Part of a data file:
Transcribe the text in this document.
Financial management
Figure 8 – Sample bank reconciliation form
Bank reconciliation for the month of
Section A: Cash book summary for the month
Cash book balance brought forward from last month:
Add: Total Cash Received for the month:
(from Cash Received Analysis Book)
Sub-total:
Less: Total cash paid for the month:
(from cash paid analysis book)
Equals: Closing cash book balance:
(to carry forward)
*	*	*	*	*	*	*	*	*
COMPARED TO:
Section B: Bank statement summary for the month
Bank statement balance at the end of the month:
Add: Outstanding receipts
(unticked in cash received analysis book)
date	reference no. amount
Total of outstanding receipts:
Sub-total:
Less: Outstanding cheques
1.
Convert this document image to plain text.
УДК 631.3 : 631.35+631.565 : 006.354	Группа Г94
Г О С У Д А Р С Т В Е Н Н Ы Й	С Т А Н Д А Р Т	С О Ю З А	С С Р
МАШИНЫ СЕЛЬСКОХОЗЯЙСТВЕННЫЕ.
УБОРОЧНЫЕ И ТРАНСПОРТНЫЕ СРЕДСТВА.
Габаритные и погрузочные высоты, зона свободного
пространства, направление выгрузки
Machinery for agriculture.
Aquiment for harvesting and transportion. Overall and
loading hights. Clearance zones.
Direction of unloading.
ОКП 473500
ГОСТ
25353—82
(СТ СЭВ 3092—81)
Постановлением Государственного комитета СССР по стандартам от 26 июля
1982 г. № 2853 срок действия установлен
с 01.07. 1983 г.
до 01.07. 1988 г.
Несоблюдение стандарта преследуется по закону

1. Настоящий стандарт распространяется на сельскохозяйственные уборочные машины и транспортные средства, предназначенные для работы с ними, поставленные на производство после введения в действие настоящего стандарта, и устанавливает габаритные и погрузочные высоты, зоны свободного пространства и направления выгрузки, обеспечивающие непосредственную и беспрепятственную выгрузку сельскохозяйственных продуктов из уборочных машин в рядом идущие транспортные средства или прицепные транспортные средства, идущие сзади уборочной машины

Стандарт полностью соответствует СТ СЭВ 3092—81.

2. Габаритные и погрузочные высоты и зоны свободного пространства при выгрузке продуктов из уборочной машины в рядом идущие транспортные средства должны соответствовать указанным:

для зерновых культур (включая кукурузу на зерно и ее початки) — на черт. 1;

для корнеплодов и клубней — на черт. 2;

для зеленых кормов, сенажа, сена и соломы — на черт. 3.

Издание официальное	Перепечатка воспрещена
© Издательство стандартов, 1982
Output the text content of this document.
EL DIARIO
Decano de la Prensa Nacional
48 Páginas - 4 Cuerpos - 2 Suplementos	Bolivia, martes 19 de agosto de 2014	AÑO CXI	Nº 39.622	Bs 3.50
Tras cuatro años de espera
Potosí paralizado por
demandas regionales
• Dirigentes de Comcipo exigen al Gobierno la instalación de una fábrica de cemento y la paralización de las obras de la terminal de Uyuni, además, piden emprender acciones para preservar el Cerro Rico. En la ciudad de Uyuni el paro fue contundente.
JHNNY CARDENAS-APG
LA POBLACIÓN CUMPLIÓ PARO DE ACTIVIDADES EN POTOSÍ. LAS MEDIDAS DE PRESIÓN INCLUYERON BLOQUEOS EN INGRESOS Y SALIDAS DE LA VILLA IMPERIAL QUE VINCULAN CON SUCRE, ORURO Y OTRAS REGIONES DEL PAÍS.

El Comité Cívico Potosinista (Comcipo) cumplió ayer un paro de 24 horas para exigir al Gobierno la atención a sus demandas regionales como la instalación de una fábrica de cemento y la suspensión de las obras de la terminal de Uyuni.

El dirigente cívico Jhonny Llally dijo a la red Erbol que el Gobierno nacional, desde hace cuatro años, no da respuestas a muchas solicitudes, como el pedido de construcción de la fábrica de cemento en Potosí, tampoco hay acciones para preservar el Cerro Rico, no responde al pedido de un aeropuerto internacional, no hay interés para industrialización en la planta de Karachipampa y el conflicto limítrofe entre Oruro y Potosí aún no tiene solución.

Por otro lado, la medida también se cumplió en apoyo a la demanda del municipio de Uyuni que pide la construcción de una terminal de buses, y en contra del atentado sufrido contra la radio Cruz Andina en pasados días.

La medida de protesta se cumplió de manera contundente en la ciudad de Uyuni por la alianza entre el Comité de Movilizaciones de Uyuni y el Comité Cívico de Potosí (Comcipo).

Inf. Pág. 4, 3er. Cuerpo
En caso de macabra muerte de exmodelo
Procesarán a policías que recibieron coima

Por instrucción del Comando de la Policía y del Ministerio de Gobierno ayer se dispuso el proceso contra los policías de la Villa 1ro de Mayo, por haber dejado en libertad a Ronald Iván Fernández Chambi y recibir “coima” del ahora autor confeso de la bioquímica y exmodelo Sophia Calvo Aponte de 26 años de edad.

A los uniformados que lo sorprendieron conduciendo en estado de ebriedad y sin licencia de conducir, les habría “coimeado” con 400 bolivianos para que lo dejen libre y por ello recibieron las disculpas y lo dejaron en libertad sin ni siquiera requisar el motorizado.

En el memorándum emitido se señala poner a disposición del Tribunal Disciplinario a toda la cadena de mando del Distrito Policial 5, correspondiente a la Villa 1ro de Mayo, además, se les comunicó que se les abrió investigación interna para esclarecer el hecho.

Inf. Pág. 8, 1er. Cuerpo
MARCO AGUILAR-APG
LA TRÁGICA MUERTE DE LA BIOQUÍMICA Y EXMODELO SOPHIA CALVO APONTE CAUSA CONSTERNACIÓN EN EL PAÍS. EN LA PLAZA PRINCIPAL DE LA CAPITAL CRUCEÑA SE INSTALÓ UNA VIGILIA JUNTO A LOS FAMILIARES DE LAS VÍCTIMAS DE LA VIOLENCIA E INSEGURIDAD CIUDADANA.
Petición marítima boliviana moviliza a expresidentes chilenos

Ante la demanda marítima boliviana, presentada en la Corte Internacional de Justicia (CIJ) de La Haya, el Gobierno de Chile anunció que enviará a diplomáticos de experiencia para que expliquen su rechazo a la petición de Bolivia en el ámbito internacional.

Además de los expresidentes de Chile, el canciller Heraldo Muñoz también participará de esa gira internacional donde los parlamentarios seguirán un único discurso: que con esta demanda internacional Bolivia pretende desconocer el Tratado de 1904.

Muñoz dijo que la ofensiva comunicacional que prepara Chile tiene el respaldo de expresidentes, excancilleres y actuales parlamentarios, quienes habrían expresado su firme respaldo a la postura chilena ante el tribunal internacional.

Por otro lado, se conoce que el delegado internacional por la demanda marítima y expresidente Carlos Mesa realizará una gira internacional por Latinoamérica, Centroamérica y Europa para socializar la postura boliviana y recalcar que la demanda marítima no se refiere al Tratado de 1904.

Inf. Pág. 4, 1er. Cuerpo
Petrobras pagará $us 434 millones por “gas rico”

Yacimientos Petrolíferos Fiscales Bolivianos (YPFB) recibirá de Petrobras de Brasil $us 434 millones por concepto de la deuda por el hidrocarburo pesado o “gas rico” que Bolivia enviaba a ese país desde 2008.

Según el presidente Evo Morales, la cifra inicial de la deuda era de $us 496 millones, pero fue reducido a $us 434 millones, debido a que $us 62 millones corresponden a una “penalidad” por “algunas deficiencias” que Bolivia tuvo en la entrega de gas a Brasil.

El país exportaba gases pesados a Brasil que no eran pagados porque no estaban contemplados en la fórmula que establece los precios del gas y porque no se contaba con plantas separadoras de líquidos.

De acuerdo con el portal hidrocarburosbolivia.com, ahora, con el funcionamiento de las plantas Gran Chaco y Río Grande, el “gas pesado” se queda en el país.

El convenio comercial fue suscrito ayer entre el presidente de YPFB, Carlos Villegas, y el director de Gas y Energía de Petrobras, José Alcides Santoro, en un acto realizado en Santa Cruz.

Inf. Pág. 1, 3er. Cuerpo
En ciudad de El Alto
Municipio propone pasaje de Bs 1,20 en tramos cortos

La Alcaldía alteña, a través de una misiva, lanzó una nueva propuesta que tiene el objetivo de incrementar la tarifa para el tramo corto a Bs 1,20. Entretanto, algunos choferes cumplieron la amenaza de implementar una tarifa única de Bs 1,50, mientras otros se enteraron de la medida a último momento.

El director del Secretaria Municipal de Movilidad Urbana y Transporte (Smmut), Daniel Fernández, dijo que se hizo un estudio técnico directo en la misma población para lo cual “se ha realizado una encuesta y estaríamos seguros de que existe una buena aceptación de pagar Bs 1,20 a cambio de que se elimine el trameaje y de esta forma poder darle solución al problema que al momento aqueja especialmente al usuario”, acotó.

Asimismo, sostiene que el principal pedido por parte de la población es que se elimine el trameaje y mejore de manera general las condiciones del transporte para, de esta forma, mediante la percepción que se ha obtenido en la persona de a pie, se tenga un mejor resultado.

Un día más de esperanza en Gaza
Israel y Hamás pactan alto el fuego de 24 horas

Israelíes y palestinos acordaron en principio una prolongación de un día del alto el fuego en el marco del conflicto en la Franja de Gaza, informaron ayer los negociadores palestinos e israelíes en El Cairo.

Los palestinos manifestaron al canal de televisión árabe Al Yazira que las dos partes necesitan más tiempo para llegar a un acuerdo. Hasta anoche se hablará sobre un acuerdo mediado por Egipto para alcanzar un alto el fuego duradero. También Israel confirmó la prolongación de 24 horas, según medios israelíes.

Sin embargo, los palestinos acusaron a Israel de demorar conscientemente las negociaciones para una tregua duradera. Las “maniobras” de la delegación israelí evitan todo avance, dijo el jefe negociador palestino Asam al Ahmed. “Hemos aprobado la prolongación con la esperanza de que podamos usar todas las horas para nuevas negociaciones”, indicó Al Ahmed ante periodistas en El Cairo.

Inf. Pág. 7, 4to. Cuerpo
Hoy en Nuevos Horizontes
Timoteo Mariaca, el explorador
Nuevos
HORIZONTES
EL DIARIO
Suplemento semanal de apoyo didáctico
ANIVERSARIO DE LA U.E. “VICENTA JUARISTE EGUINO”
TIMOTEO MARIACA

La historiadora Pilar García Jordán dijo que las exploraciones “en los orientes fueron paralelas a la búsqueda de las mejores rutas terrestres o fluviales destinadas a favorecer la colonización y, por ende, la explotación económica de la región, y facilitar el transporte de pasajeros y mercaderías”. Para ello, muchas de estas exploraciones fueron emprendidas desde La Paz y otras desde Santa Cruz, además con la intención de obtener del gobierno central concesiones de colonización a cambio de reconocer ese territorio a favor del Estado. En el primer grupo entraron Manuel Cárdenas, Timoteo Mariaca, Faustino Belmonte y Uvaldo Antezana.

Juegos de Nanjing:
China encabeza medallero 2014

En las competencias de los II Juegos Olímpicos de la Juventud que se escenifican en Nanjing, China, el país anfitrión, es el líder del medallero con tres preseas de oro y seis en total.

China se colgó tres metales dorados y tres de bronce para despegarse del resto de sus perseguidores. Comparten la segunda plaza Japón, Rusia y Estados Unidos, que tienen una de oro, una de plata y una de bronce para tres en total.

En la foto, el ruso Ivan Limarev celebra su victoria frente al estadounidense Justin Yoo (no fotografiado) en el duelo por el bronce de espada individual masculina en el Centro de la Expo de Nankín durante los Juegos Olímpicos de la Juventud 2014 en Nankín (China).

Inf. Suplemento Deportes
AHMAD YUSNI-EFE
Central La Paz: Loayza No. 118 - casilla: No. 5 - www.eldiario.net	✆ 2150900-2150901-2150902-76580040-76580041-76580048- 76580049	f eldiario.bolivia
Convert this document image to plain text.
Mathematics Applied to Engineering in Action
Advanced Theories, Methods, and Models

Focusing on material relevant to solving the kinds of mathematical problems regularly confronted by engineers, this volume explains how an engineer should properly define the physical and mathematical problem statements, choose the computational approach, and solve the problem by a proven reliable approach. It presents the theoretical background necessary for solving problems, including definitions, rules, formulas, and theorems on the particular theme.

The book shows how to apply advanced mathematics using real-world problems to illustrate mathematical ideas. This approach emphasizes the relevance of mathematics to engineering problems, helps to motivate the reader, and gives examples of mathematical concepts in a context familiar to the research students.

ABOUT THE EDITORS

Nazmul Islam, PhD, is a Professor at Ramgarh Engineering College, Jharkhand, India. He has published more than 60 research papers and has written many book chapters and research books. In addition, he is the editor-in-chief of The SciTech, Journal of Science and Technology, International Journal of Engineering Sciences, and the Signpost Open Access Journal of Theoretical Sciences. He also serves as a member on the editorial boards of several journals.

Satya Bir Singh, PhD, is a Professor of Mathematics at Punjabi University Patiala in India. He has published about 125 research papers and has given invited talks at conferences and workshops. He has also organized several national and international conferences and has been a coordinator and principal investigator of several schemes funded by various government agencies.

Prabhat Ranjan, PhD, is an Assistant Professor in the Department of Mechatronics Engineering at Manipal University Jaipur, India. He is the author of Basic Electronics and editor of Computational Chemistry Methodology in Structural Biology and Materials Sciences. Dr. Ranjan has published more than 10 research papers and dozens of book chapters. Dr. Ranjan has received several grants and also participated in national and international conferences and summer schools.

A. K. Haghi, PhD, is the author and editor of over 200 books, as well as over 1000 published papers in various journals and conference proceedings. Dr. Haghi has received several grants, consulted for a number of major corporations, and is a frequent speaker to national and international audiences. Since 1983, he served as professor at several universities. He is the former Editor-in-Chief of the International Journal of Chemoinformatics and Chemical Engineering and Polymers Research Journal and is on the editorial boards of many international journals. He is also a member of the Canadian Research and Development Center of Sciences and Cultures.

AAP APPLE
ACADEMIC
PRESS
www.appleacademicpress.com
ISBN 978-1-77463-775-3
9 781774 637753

# [Task details]
Wherever the string "receipts" appears in the entries above, list that line.

# [Task solution]
Add: Outstanding receipts
Total of outstanding receipts:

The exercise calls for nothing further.